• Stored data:
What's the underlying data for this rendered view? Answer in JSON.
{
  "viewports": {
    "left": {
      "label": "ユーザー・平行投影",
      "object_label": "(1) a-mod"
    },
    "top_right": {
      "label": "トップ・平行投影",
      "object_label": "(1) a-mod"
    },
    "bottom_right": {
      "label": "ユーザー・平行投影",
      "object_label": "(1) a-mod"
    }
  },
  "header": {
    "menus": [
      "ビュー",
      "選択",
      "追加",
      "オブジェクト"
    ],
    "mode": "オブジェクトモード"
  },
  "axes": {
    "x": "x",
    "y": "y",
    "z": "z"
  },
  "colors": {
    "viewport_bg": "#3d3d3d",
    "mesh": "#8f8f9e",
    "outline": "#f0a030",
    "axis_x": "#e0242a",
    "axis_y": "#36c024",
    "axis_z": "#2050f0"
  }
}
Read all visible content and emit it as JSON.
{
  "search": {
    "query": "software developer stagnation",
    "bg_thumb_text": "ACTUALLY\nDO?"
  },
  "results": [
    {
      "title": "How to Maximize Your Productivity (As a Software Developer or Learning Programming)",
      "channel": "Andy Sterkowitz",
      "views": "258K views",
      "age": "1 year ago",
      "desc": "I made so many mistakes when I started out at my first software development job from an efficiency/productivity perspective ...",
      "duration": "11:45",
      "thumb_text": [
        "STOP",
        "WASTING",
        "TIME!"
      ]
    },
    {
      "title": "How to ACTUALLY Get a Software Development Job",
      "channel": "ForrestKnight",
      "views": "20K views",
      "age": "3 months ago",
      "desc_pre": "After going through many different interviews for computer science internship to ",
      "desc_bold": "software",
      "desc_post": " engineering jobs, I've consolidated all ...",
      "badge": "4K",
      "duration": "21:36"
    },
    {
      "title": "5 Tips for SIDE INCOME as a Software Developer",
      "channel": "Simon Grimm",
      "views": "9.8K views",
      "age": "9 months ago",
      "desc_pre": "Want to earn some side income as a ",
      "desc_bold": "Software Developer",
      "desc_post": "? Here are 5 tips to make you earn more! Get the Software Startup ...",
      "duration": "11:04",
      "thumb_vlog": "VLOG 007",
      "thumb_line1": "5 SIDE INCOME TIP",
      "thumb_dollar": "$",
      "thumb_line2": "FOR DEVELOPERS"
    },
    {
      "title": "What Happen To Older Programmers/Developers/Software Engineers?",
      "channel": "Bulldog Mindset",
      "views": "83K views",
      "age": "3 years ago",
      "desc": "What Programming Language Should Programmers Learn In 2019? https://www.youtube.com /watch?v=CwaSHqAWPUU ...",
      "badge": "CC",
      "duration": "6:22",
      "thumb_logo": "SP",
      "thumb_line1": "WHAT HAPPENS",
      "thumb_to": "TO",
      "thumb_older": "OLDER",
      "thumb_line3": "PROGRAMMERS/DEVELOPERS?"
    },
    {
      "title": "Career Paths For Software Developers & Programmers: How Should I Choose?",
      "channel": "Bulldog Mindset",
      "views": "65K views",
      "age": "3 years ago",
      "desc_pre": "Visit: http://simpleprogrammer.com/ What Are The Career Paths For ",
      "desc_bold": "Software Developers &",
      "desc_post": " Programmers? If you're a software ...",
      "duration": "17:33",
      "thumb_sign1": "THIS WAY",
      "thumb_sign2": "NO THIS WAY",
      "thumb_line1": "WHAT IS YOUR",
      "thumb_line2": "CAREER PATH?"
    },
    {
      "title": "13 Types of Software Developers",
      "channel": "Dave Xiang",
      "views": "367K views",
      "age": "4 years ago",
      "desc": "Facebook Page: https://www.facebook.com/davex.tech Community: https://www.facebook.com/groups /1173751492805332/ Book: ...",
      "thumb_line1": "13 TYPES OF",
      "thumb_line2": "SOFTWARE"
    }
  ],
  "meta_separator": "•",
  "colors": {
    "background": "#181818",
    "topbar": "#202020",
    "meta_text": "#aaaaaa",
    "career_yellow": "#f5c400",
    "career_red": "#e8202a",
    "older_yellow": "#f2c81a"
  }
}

• PROBLEM: Pull out and copy each line containing the string "https".

• FULL OUTPUT:
      "desc": "What Programming Language Should Programmers Learn In 2019? https://www.youtube.com /watch?v=CwaSHqAWPUU ...",
      "desc": "Facebook Page: https://www.facebook.com/davex.tech Community: https://www.facebook.com/groups /1173751492805332/ Book: ...",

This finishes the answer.